Fragment strony —
■ ■ ■

Biogazownia w swojej podstawowej wersji będzie urządzeniem uniwersalnym natomiast reszta podzespołów będzie dobierana indywidualnie. Na przykład restauracje z którymi "podpisałem umowę" się różnią od siebie. Jedna ma szambo i dużo miejsca. Więc wersja biogazowni będzie taka: młynek w zlewie, zlew będzie podłączony do zbiornika biogazowni. Więc sprawa zasilania rozwiązana. Zostanie również wyposażona w kolektor słoneczny oraz panele fotowoltaiczne. Gaz będzie pompowany do butli i odsprzedawany tejże restauracji, bo korzystają z butli gazowych. Zostanie również zainstalowany piec gazowy do grzania hotelu.

■ ■ ■

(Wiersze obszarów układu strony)
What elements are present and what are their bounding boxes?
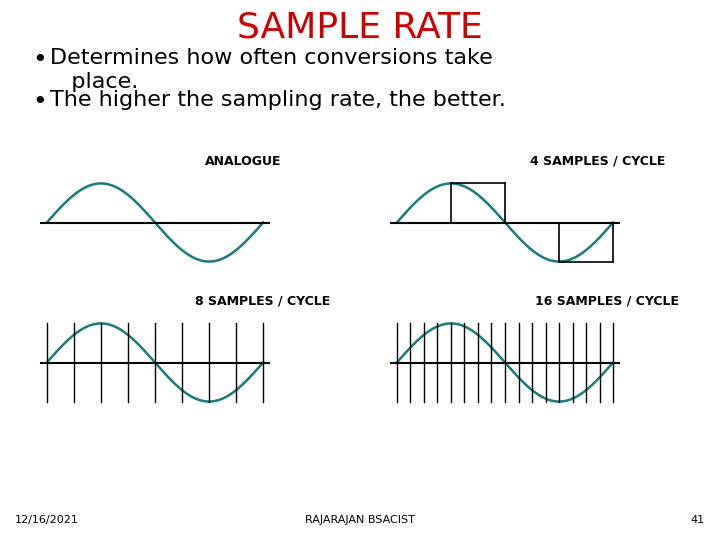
Text: place.: place. — [50, 72, 138, 92]
Text: •: • — [32, 48, 47, 72]
Text: ANALOGUE: ANALOGUE — [205, 155, 282, 168]
Text: Determines how often conversions take: Determines how often conversions take — [50, 48, 492, 68]
Text: •: • — [32, 90, 47, 114]
Text: 16 SAMPLES / CYCLE: 16 SAMPLES / CYCLE — [535, 295, 679, 308]
Text: 8 SAMPLES / CYCLE: 8 SAMPLES / CYCLE — [195, 295, 330, 308]
Text: RAJARAJAN BSACIST: RAJARAJAN BSACIST — [305, 515, 415, 525]
Text: SAMPLE RATE: SAMPLE RATE — [237, 10, 483, 44]
Text: The higher the sampling rate, the better.: The higher the sampling rate, the better… — [50, 90, 506, 110]
Text: 12/16/2021: 12/16/2021 — [15, 515, 79, 525]
Text: 41: 41 — [691, 515, 705, 525]
Text: 4 SAMPLES / CYCLE: 4 SAMPLES / CYCLE — [530, 155, 665, 168]
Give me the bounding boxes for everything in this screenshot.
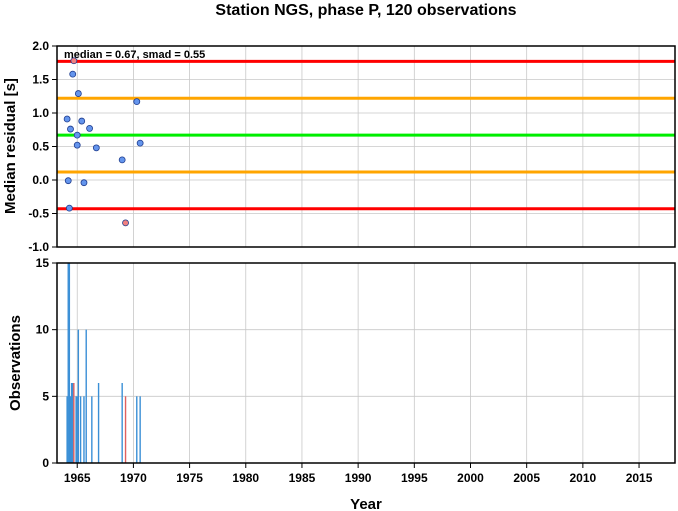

■ ■ ■

Zadania pisemne —
1. Powtórz wiernie wszystkie wiersze z bloku 1, pomijając w odpowiedzi obrazy.
2. Proszę kontynuować tekst o biogazowni, zaczynając po jego ostatnim zdaniu.

Wyniki końcowe —
1.
What elements are present and what are their bounding boxes?
Text: place.: place. — [50, 72, 138, 92]
Text: •: • — [32, 48, 47, 72]
Text: ANALOGUE: ANALOGUE — [205, 155, 282, 168]
Text: Determines how often conversions take: Determines how often conversions take — [50, 48, 492, 68]
Text: •: • — [32, 90, 47, 114]
Text: 16 SAMPLES / CYCLE: 16 SAMPLES / CYCLE — [535, 295, 679, 308]
Text: 8 SAMPLES / CYCLE: 8 SAMPLES / CYCLE — [195, 295, 330, 308]
Text: RAJARAJAN BSACIST: RAJARAJAN BSACIST — [305, 515, 415, 525]
Text: SAMPLE RATE: SAMPLE RATE — [237, 10, 483, 44]
Text: The higher the sampling rate, the better.: The higher the sampling rate, the better… — [50, 90, 506, 110]
Text: 12/16/2021: 12/16/2021 — [15, 515, 79, 525]
Text: 41: 41 — [691, 515, 705, 525]
Text: 4 SAMPLES / CYCLE: 4 SAMPLES / CYCLE — [530, 155, 665, 168]
Give me the bounding boxes for everything in this screenshot.

2.
Ustawa OZE również o biogazowniach jest u prezydenta prawdopodobnie zostanie zawetowana. Więc jak to będzie funkcjonować prawnie nikt ci nie powie. 

Na pewno nie dostanie pozwolenie na przetwarzanie odpadów, bo nie spełnisz warunków (są zbędne) i nie dostaniesz tym bardziej pozwolenie na handel gazem. 

Ale

Nie doskonałe prawo da się interpretować w ten sposób. Że skoro nie możesz sprzedać gazu to oficjalne będziesz wystawiał faktury za serwis biogazowni. Więc jak by ustawa nie zabrzmiała i tak da się coś wykombinować by działać zgodnie z prawem.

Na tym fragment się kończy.